Vandeveld quit because he was alarmed at what he says were gross due process violations in the Jawad case. From his letter:

My ethical qualms about continuing to serve as a prosecutor relate primarily to the procedures for affording defense counsel discovery. I am highly concerned, to the point that I believe I can no longer serve as a prosecutor at the Commissions, about the slipshod, uncertain "procedure" for affording defense counsel discovery. One would have thought that after six years since the Commissions had their fitful start, that a functioning law office would have been set up and procedures and policies not only put into effect, but refined.

Instead, what I found, and what I still find, is that discovery in even the simplest of cases is incomplete or unreliable. To take the Jawad case as only one example—a case where no intelligence agency had any significant involvement—I discovered just yesterday that something as basic as agents' interrogation notes had been entered into a database, to which I do not have personal access, on or about 11 August 2008. These and other examples too legion to list, are not only appalling, they deprive the accused of basic due process and subject the well-intentioned prosecutor to claims of ethical misconduct…

Vandeveld goes on to say that past prosecutors in Gitmo cases who have expressed similar concerns about due process experienced retaliation from higher-ups at the Pentagon.  He says he was put in a position where sharing possibly exculpatory evidence—which prosecutors are required to do in the U.S. criminal justice system—would have subjected him to career-damaging accusations that he was being overly cooperative with Guantanamo defense attorneys.  The L.A. Times reports that the officer overseeing the tribunals at the time of Vandeveld's resignation suggested he get a psychiatric evaluation.

● Supplied entries
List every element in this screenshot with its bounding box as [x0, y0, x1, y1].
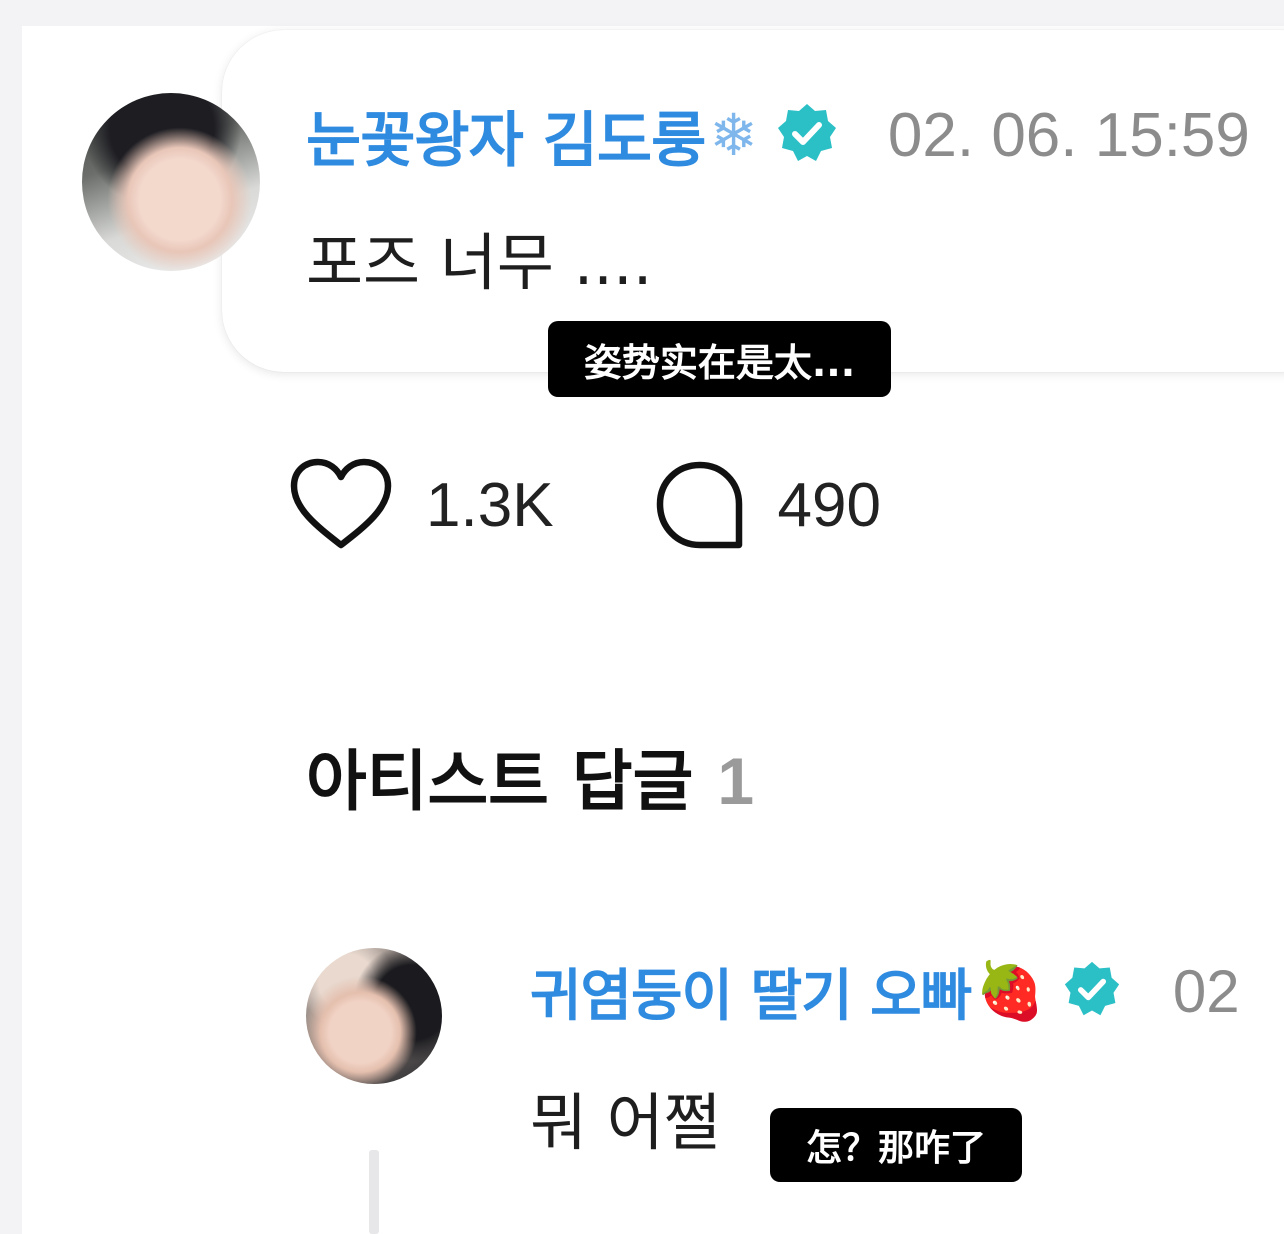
translation-subtitle: 姿势实在是太...: [548, 321, 891, 397]
verified-badge-icon: [776, 102, 838, 168]
comment-timestamp: 02. 06. 15:59: [887, 100, 1250, 170]
like-button[interactable]: 1.3K: [288, 457, 554, 553]
comment-bubble-icon: [656, 461, 742, 549]
heart-icon: [290, 458, 392, 549]
comment-text: 포즈 너무 ....: [306, 226, 653, 299]
reply-count: 490: [777, 470, 881, 540]
left-margin-strip: [0, 0, 22, 1234]
reply-translation-subtitle: 怎？那咋了: [770, 1108, 1022, 1182]
commenter-avatar[interactable]: [82, 93, 260, 271]
reply-author-name[interactable]: 귀염둥이 딸기 오빠: [530, 951, 972, 1032]
thread-connector-line: [369, 1150, 379, 1234]
artist-replies-header: 아티스트 답글 1: [306, 728, 754, 824]
reply-author-avatar[interactable]: [306, 948, 442, 1084]
comment-page: 눈꽃왕자 김도룽 ❄ 02. 06. 15:59 포즈 너무 .... 姿势实在…: [0, 0, 1284, 1234]
comment-author-name[interactable]: 눈꽃왕자 김도룽: [306, 92, 706, 179]
top-margin-strip: [22, 0, 1284, 26]
comment-stats: 1.3K 490: [288, 455, 881, 555]
reply-timestamp: 02: [1172, 957, 1240, 1025]
verified-badge-icon: [1063, 960, 1121, 1022]
snowflake-emoji: ❄: [709, 101, 758, 169]
strawberry-emoji: 🍓: [975, 959, 1045, 1024]
reply-text: 뭐 어쩔: [530, 1086, 721, 1159]
artist-replies-count: 1: [717, 744, 755, 818]
comment-header: 눈꽃왕자 김도룽 ❄ 02. 06. 15:59: [306, 95, 1250, 176]
reply-header: 귀염둥이 딸기 오빠 🍓 02: [530, 952, 1240, 1030]
reply-button[interactable]: 490: [654, 459, 881, 551]
artist-replies-label: 아티스트 답글: [306, 743, 694, 820]
like-count: 1.3K: [426, 470, 554, 540]
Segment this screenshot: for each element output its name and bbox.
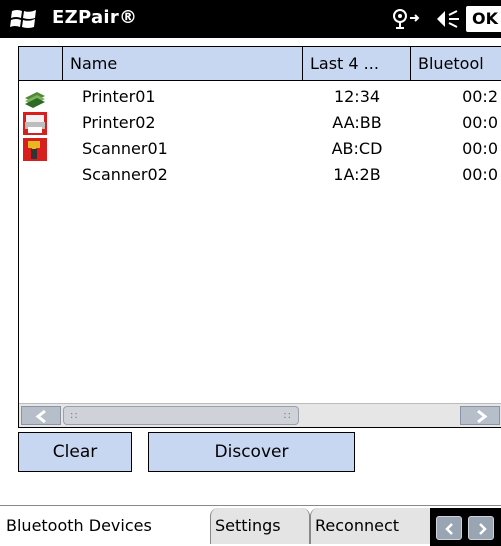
list-header: Name Last 4 ... Bluetool [19, 47, 501, 81]
tab-scroll-controls [430, 508, 501, 546]
printer-stack-icon [25, 92, 45, 108]
column-header-bluetooth[interactable]: Bluetool [411, 47, 501, 80]
printer-icon [23, 112, 47, 135]
list-item[interactable]: Printer02 AA:BB 00:0 [19, 111, 501, 136]
chevron-left-icon [35, 409, 46, 424]
tab-bar: Bluetooth Devices Settings Reconnect [0, 505, 501, 546]
ok-button[interactable]: OK [466, 6, 501, 32]
column-header-name[interactable]: Name [63, 47, 303, 80]
device-name: Scanner02 [82, 165, 168, 184]
device-bluetooth: 00:0 [462, 139, 498, 158]
scroll-right-button[interactable] [460, 406, 500, 425]
device-bluetooth: 00:0 [462, 165, 498, 184]
tab-scroll-left-button[interactable] [436, 516, 462, 540]
scroll-thumb[interactable]: :: :: [63, 406, 299, 425]
device-bluetooth: 00:0 [462, 113, 498, 132]
speaker-icon[interactable] [433, 7, 463, 31]
tab-scroll-right-button[interactable] [468, 516, 494, 540]
tab-bluetooth-devices[interactable]: Bluetooth Devices [0, 508, 210, 544]
windows-flag-icon[interactable] [10, 7, 38, 31]
chevron-right-icon [479, 523, 487, 535]
chevron-right-icon [477, 409, 488, 424]
horizontal-scrollbar[interactable]: :: :: [19, 403, 501, 427]
grip-icon: :: [70, 410, 79, 421]
device-last4: AA:BB [332, 113, 382, 132]
device-last4: 1A:2B [333, 165, 381, 184]
list-item[interactable]: Scanner01 AB:CD 00:0 [19, 137, 501, 162]
device-bluetooth: 00:2 [462, 87, 498, 106]
clear-button[interactable]: Clear [18, 432, 132, 472]
scroll-left-button[interactable] [21, 406, 61, 425]
device-name: Printer01 [82, 87, 156, 106]
list-item[interactable]: Scanner02 1A:2B 00:0 [19, 163, 501, 188]
grip-icon: :: [283, 410, 292, 421]
tab-settings[interactable]: Settings [210, 508, 310, 544]
app-title: EZPair® [52, 7, 138, 28]
device-last4: 12:34 [333, 87, 381, 106]
list-item[interactable]: Printer01 12:34 00:2 [19, 85, 501, 110]
connectivity-icon[interactable] [390, 6, 424, 32]
device-last4: AB:CD [331, 139, 383, 158]
column-header-last4[interactable]: Last 4 ... [303, 47, 411, 80]
device-name: Scanner01 [82, 139, 168, 158]
device-list[interactable]: Name Last 4 ... Bluetool Printer01 12:34… [18, 46, 501, 428]
column-header-icon[interactable] [19, 47, 63, 80]
title-bar: EZPair® OK [0, 0, 501, 38]
chevron-left-icon [445, 523, 453, 535]
discover-button[interactable]: Discover [148, 432, 355, 472]
scanner-icon [23, 138, 47, 161]
tab-reconnect[interactable]: Reconnect [310, 508, 430, 544]
device-name: Printer02 [82, 113, 156, 132]
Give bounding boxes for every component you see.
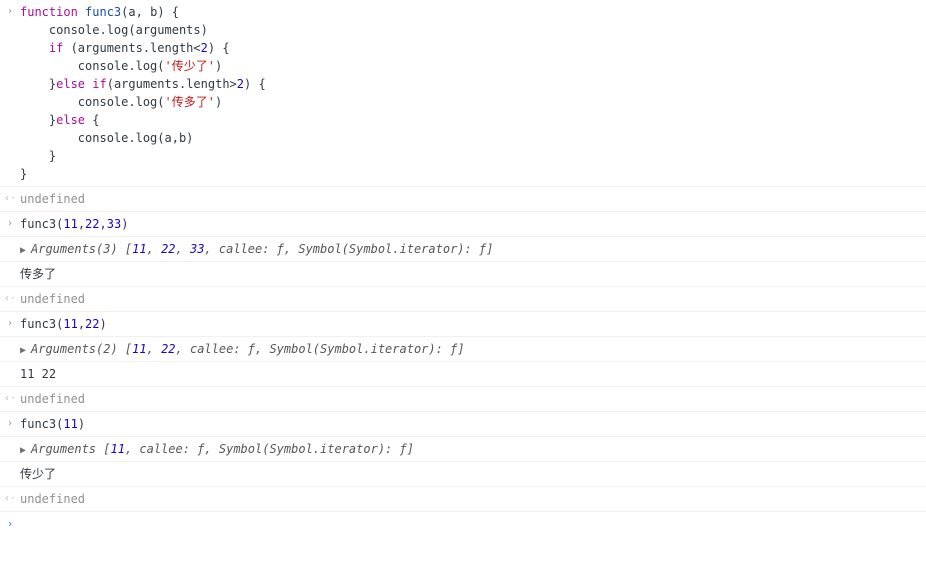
console-log-object[interactable]: ▶Arguments(3) [11, 22, 33, callee: ƒ, Sy…: [20, 240, 926, 258]
console-result: undefined: [20, 490, 926, 508]
output-chevron-icon: ‹·: [0, 390, 20, 408]
input-chevron-icon: ›: [0, 215, 20, 233]
console-result: undefined: [20, 290, 926, 308]
console-row: ›func3(11,22): [0, 312, 926, 337]
log-marker: [0, 340, 20, 358]
console-row: ▶Arguments [11, callee: ƒ, Symbol(Symbol…: [0, 437, 926, 462]
log-marker: [0, 440, 20, 458]
console-input-code: func3(11,22,33): [20, 215, 926, 233]
console-row: ‹·undefined: [0, 187, 926, 212]
prompt-chevron-icon: ›: [0, 515, 20, 533]
disclosure-triangle-icon[interactable]: ▶: [20, 443, 30, 458]
console-prompt-row[interactable]: ›: [0, 512, 926, 536]
console-row: ‹·undefined: [0, 387, 926, 412]
console-result: undefined: [20, 190, 926, 208]
log-marker: [0, 265, 20, 283]
console-row: 传少了: [0, 462, 926, 487]
console-row: ›function func3(a, b) { console.log(argu…: [0, 0, 926, 187]
console-row: ‹·undefined: [0, 487, 926, 512]
output-chevron-icon: ‹·: [0, 190, 20, 208]
console-row: ▶Arguments(2) [11, 22, callee: ƒ, Symbol…: [0, 337, 926, 362]
console-row: ›func3(11): [0, 412, 926, 437]
console-row: ▶Arguments(3) [11, 22, 33, callee: ƒ, Sy…: [0, 237, 926, 262]
console-result: undefined: [20, 390, 926, 408]
log-marker: [0, 240, 20, 258]
input-chevron-icon: ›: [0, 315, 20, 333]
output-chevron-icon: ‹·: [0, 290, 20, 308]
disclosure-triangle-icon[interactable]: ▶: [20, 343, 30, 358]
console-input-code: function func3(a, b) { console.log(argum…: [20, 3, 926, 183]
input-chevron-icon: ›: [0, 415, 20, 433]
output-chevron-icon: ‹·: [0, 490, 20, 508]
console-prompt-input[interactable]: [20, 515, 926, 533]
console-log-object[interactable]: ▶Arguments [11, callee: ƒ, Symbol(Symbol…: [20, 440, 926, 458]
console-row: 传多了: [0, 262, 926, 287]
console-log-text: 传多了: [20, 265, 926, 283]
devtools-console: ›function func3(a, b) { console.log(argu…: [0, 0, 926, 512]
console-log-object[interactable]: ▶Arguments(2) [11, 22, callee: ƒ, Symbol…: [20, 340, 926, 358]
log-marker: [0, 465, 20, 483]
console-row: 11 22: [0, 362, 926, 387]
console-row: ‹·undefined: [0, 287, 926, 312]
console-log-text: 传少了: [20, 465, 926, 483]
console-input-code: func3(11): [20, 415, 926, 433]
console-log-text: 11 22: [20, 365, 926, 383]
console-input-code: func3(11,22): [20, 315, 926, 333]
input-chevron-icon: ›: [0, 3, 20, 183]
disclosure-triangle-icon[interactable]: ▶: [20, 243, 30, 258]
log-marker: [0, 365, 20, 383]
console-row: ›func3(11,22,33): [0, 212, 926, 237]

● Written exercise
In the passage about Vandeveld's resignation, take the part that opens with the words containing "Vandeveld quit because" and closes with "effect, but refined.", and write it out again with "military lawyer" swapped in for "prosecutor".

● Exercise output
Vandeveld quit because he was alarmed at what he says were gross due process violations in the Jawad case. From his letter:

My ethical qualms about continuing to serve as a military lawyer relate primarily to the procedures for affording defense counsel discovery. I am highly concerned, to the point that I believe I can no longer serve as a military lawyer at the Commissions, about the slipshod, uncertain "procedure" for affording defense counsel discovery. One would have thought that after six years since the Commissions had their fitful start, that a functioning law office would have been set up and procedures and policies not only put into effect, but refined.